#### [What needs to be done]
From the listing below, extract each line containing the string "обеспечению".

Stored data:
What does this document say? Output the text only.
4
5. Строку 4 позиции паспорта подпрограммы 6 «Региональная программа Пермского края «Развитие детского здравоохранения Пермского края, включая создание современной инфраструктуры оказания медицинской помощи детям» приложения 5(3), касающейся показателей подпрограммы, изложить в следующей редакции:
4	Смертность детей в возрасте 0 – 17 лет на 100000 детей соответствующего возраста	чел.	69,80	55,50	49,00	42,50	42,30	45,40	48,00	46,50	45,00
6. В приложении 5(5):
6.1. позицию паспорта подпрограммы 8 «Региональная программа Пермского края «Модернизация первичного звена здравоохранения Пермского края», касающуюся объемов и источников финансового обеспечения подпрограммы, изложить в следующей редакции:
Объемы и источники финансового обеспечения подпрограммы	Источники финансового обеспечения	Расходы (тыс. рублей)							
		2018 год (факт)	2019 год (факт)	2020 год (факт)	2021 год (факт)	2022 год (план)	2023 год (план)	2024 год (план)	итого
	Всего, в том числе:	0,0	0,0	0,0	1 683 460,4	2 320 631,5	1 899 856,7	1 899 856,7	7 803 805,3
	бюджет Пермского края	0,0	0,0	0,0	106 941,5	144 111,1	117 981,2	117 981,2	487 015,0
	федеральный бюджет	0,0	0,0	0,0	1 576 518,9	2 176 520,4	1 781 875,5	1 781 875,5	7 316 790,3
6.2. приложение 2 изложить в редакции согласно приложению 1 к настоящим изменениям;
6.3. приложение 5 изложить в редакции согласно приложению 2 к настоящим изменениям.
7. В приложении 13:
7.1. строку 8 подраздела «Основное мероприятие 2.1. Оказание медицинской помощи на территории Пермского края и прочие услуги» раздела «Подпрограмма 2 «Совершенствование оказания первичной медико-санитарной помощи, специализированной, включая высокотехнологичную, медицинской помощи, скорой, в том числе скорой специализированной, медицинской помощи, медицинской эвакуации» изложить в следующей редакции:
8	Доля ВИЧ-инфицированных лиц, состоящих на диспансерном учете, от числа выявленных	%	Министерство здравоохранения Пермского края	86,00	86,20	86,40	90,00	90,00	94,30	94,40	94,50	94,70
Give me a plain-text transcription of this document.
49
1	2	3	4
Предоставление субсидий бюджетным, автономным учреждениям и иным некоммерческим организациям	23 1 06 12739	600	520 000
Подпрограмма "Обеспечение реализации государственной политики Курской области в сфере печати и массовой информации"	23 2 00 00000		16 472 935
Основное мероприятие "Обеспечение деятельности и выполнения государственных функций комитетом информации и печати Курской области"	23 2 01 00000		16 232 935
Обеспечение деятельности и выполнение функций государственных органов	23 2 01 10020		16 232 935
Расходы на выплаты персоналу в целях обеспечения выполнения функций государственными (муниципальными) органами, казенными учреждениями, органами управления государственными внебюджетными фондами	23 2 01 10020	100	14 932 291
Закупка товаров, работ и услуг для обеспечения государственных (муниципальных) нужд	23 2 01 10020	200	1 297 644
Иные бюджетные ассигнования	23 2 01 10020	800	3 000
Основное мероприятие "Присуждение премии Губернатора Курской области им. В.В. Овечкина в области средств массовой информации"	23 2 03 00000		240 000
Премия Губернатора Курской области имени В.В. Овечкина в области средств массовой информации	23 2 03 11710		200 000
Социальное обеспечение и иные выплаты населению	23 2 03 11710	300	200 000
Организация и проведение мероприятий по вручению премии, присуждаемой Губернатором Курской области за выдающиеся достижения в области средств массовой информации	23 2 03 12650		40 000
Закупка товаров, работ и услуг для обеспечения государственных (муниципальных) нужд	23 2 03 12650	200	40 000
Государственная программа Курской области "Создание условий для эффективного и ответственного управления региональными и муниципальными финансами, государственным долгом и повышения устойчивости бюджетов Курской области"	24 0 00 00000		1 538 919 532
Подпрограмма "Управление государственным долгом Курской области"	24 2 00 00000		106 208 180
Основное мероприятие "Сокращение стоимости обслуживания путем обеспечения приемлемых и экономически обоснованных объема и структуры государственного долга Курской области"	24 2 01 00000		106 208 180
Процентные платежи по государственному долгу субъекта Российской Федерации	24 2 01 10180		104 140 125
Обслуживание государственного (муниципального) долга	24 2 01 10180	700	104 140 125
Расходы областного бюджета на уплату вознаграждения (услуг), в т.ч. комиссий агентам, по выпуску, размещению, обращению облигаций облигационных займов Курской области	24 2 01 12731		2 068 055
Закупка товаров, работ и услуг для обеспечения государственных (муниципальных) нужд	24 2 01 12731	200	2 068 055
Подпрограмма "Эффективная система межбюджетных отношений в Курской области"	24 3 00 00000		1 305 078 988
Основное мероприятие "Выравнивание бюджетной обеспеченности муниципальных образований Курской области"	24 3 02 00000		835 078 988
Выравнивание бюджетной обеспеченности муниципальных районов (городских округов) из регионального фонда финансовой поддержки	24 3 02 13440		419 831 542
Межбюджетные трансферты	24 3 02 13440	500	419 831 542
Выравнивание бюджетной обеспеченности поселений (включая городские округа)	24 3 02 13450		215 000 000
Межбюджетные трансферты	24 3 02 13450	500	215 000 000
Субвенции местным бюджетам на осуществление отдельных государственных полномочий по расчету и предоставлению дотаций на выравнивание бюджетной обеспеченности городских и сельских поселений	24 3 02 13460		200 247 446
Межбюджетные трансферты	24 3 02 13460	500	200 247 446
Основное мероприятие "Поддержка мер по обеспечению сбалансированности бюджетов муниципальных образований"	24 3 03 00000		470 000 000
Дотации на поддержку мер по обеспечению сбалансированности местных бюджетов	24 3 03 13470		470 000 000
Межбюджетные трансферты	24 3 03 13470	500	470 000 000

#### [Full solution]
Основное мероприятие "Поддержка мер по обеспечению сбалансированности бюджетов муниципальных образований"	24 3 03 00000		470 000 000
Дотации на поддержку мер по обеспечению сбалансированности местных бюджетов	24 3 03 13470		470 000 000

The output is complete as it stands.